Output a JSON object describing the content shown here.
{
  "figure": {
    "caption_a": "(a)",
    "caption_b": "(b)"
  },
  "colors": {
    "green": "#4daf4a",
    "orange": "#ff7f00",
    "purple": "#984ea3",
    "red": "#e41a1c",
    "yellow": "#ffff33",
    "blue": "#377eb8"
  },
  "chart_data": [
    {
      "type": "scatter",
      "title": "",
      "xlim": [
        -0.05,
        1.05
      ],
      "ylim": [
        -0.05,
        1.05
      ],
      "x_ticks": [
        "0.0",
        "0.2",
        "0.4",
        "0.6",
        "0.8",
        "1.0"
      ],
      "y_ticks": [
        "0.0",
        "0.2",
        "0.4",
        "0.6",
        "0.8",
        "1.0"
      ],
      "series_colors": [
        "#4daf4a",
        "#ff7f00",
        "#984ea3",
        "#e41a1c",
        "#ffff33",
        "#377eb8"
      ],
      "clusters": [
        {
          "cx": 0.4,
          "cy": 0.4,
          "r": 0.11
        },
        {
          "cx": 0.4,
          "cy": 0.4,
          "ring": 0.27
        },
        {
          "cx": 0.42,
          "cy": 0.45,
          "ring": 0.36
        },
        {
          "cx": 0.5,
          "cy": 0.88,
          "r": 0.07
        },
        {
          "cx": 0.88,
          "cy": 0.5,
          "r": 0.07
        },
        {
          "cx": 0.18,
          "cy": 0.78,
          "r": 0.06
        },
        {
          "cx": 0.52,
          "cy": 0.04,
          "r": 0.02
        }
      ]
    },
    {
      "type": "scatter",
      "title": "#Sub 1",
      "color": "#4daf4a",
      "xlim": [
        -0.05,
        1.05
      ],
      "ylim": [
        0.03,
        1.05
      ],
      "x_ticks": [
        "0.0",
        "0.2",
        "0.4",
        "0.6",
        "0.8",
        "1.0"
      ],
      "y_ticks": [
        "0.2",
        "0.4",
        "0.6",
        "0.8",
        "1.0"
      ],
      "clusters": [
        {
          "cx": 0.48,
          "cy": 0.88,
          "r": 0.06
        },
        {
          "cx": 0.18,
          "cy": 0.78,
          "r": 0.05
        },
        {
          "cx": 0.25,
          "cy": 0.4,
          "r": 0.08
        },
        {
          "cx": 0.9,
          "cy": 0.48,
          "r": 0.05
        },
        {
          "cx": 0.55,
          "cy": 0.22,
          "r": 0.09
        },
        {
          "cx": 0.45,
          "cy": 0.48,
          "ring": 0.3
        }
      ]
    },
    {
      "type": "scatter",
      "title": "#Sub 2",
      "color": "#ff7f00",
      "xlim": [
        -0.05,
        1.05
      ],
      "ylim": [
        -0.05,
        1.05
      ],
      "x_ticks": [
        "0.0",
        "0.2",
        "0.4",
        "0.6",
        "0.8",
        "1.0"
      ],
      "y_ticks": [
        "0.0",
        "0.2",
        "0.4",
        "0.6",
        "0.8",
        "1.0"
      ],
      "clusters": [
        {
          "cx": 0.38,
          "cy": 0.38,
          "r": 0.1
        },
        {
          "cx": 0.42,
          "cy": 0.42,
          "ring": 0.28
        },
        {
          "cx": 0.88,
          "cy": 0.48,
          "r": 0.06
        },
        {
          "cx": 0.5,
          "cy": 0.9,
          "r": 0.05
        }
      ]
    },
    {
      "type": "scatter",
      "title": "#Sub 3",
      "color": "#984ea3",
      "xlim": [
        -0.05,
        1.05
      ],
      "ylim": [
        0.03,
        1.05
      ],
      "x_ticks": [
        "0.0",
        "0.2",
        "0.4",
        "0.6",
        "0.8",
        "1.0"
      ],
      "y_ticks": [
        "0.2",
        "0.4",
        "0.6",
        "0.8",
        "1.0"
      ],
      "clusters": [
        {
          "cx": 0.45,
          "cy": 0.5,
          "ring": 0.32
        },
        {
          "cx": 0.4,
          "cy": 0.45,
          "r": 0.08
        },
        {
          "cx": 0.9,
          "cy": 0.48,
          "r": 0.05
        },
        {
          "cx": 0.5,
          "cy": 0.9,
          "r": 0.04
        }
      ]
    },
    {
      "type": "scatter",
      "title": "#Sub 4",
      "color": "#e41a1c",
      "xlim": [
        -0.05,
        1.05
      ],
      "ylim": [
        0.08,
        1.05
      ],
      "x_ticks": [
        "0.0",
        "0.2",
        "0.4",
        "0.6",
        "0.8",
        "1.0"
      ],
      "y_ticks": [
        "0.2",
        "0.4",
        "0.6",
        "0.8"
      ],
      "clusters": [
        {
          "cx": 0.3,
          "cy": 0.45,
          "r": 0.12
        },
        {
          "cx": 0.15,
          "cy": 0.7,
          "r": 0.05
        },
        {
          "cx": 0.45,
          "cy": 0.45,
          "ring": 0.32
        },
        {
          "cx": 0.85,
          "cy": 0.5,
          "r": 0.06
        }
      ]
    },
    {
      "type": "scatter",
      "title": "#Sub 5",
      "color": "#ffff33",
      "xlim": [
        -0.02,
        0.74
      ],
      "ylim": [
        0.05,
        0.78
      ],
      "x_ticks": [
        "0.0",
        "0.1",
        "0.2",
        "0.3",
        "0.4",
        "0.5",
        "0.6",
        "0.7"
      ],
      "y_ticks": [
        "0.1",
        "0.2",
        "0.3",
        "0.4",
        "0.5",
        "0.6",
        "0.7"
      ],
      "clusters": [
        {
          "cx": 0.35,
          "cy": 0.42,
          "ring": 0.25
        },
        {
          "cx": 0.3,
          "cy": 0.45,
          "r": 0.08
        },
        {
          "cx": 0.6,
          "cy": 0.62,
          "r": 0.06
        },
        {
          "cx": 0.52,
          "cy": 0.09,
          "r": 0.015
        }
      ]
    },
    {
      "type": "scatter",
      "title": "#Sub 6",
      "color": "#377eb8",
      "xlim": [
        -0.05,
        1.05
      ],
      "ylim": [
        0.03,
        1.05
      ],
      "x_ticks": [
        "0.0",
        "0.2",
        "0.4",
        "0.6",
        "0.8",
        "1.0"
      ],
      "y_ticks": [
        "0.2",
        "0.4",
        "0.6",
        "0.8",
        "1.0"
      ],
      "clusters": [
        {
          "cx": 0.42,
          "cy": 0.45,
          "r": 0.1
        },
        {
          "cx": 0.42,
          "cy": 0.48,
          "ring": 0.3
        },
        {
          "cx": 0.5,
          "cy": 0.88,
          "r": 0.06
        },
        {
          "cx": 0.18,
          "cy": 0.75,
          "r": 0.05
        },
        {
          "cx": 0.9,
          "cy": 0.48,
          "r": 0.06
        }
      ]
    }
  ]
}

What you should do: Write the listing out again, exactly as it reads.

Correct response:
Output a JSON object describing the content shown here.
{
  "figure": {
    "caption_a": "(a)",
    "caption_b": "(b)"
  },
  "colors": {
    "green": "#4daf4a",
    "orange": "#ff7f00",
    "purple": "#984ea3",
    "red": "#e41a1c",
    "yellow": "#ffff33",
    "blue": "#377eb8"
  },
  "chart_data": [
    {
      "type": "scatter",
      "title": "",
      "xlim": [
        -0.05,
        1.05
      ],
      "ylim": [
        -0.05,
        1.05
      ],
      "x_ticks": [
        "0.0",
        "0.2",
        "0.4",
        "0.6",
        "0.8",
        "1.0"
      ],
      "y_ticks": [
        "0.0",
        "0.2",
        "0.4",
        "0.6",
        "0.8",
        "1.0"
      ],
      "series_colors": [
        "#4daf4a",
        "#ff7f00",
        "#984ea3",
        "#e41a1c",
        "#ffff33",
        "#377eb8"
      ],
      "clusters": [
        {
          "cx": 0.4,
          "cy": 0.4,
          "r": 0.11
        },
        {
          "cx": 0.4,
          "cy": 0.4,
          "ring": 0.27
        },
        {
          "cx": 0.42,
          "cy": 0.45,
          "ring": 0.36
        },
        {
          "cx": 0.5,
          "cy": 0.88,
          "r": 0.07
        },
        {
          "cx": 0.88,
          "cy": 0.5,
          "r": 0.07
        },
        {
          "cx": 0.18,
          "cy": 0.78,
          "r": 0.06
        },
        {
          "cx": 0.52,
          "cy": 0.04,
          "r": 0.02
        }
      ]
    },
    {
      "type": "scatter",
      "title": "#Sub 1",
      "color": "#4daf4a",
      "xlim": [
        -0.05,
        1.05
      ],
      "ylim": [
        0.03,
        1.05
      ],
      "x_ticks": [
        "0.0",
        "0.2",
        "0.4",
        "0.6",
        "0.8",
        "1.0"
      ],
      "y_ticks": [
        "0.2",
        "0.4",
        "0.6",
        "0.8",
        "1.0"
      ],
      "clusters": [
        {
          "cx": 0.48,
          "cy": 0.88,
          "r": 0.06
        },
        {
          "cx": 0.18,
          "cy": 0.78,
          "r": 0.05
        },
        {
          "cx": 0.25,
          "cy": 0.4,
          "r": 0.08
        },
        {
          "cx": 0.9,
          "cy": 0.48,
          "r": 0.05
        },
        {
          "cx": 0.55,
          "cy": 0.22,
          "r": 0.09
        },
        {
          "cx": 0.45,
          "cy": 0.48,
          "ring": 0.3
        }
      ]
    },
    {
      "type": "scatter",
      "title": "#Sub 2",
      "color": "#ff7f00",
      "xlim": [
        -0.05,
        1.05
      ],
      "ylim": [
        -0.05,
        1.05
      ],
      "x_ticks": [
        "0.0",
        "0.2",
        "0.4",
        "0.6",
        "0.8",
        "1.0"
      ],
      "y_ticks": [
        "0.0",
        "0.2",
        "0.4",
        "0.6",
        "0.8",
        "1.0"
      ],
      "clusters": [
        {
          "cx": 0.38,
          "cy": 0.38,
          "r": 0.1
        },
        {
          "cx": 0.42,
          "cy": 0.42,
          "ring": 0.28
        },
        {
          "cx": 0.88,
          "cy": 0.48,
          "r": 0.06
        },
        {
          "cx": 0.5,
          "cy": 0.9,
          "r": 0.05
        }
      ]
    },
    {
      "type": "scatter",
      "title": "#Sub 3",
      "color": "#984ea3",
      "xlim": [
        -0.05,
        1.05
      ],
      "ylim": [
        0.03,
        1.05
      ],
      "x_ticks": [
        "0.0",
        "0.2",
        "0.4",
        "0.6",
        "0.8",
        "1.0"
      ],
      "y_ticks": [
        "0.2",
        "0.4",
        "0.6",
        "0.8",
        "1.0"
      ],
      "clusters": [
        {
          "cx": 0.45,
          "cy": 0.5,
          "ring": 0.32
        },
        {
          "cx": 0.4,
          "cy": 0.45,
          "r": 0.08
        },
        {
          "cx": 0.9,
          "cy": 0.48,
          "r": 0.05
        },
        {
          "cx": 0.5,
          "cy": 0.9,
          "r": 0.04
        }
      ]
    },
    {
      "type": "scatter",
      "title": "#Sub 4",
      "color": "#e41a1c",
      "xlim": [
        -0.05,
        1.05
      ],
      "ylim": [
        0.08,
        1.05
      ],
      "x_ticks": [
        "0.0",
        "0.2",
        "0.4",
        "0.6",
        "0.8",
        "1.0"
      ],
      "y_ticks": [
        "0.2",
        "0.4",
        "0.6",
        "0.8"
      ],
      "clusters": [
        {
          "cx": 0.3,
          "cy": 0.45,
          "r": 0.12
        },
        {
          "cx": 0.15,
          "cy": 0.7,
          "r": 0.05
        },
        {
          "cx": 0.45,
          "cy": 0.45,
          "ring": 0.32
        },
        {
          "cx": 0.85,
          "cy": 0.5,
          "r": 0.06
        }
      ]
    },
    {
      "type": "scatter",
      "title": "#Sub 5",
      "color": "#ffff33",
      "xlim": [
        -0.02,
        0.74
      ],
      "ylim": [
        0.05,
        0.78
      ],
      "x_ticks": [
        "0.0",
        "0.1",
        "0.2",
        "0.3",
        "0.4",
        "0.5",
        "0.6",
        "0.7"
      ],
      "y_ticks": [
        "0.1",
        "0.2",
        "0.3",
        "0.4",
        "0.5",
        "0.6",
        "0.7"
      ],
      "clusters": [
        {
          "cx": 0.35,
          "cy": 0.42,
          "ring": 0.25
        },
        {
          "cx": 0.3,
          "cy": 0.45,
          "r": 0.08
        },
        {
          "cx": 0.6,
          "cy": 0.62,
          "r": 0.06
        },
        {
          "cx": 0.52,
          "cy": 0.09,
          "r": 0.015
        }
      ]
    },
    {
      "type": "scatter",
      "title": "#Sub 6",
      "color": "#377eb8",
      "xlim": [
        -0.05,
        1.05
      ],
      "ylim": [
        0.03,
        1.05
      ],
      "x_ticks": [
        "0.0",
        "0.2",
        "0.4",
        "0.6",
        "0.8",
        "1.0"
      ],
      "y_ticks": [
        "0.2",
        "0.4",
        "0.6",
        "0.8",
        "1.0"
      ],
      "clusters": [
        {
          "cx": 0.42,
          "cy": 0.45,
          "r": 0.1
        },
        {
          "cx": 0.42,
          "cy": 0.48,
          "ring": 0.3
        },
        {
          "cx": 0.5,
          "cy": 0.88,
          "r": 0.06
        },
        {
          "cx": 0.18,
          "cy": 0.75,
          "r": 0.05
        },
        {
          "cx": 0.9,
          "cy": 0.48,
          "r": 0.06
        }
      ]
    }
  ]
}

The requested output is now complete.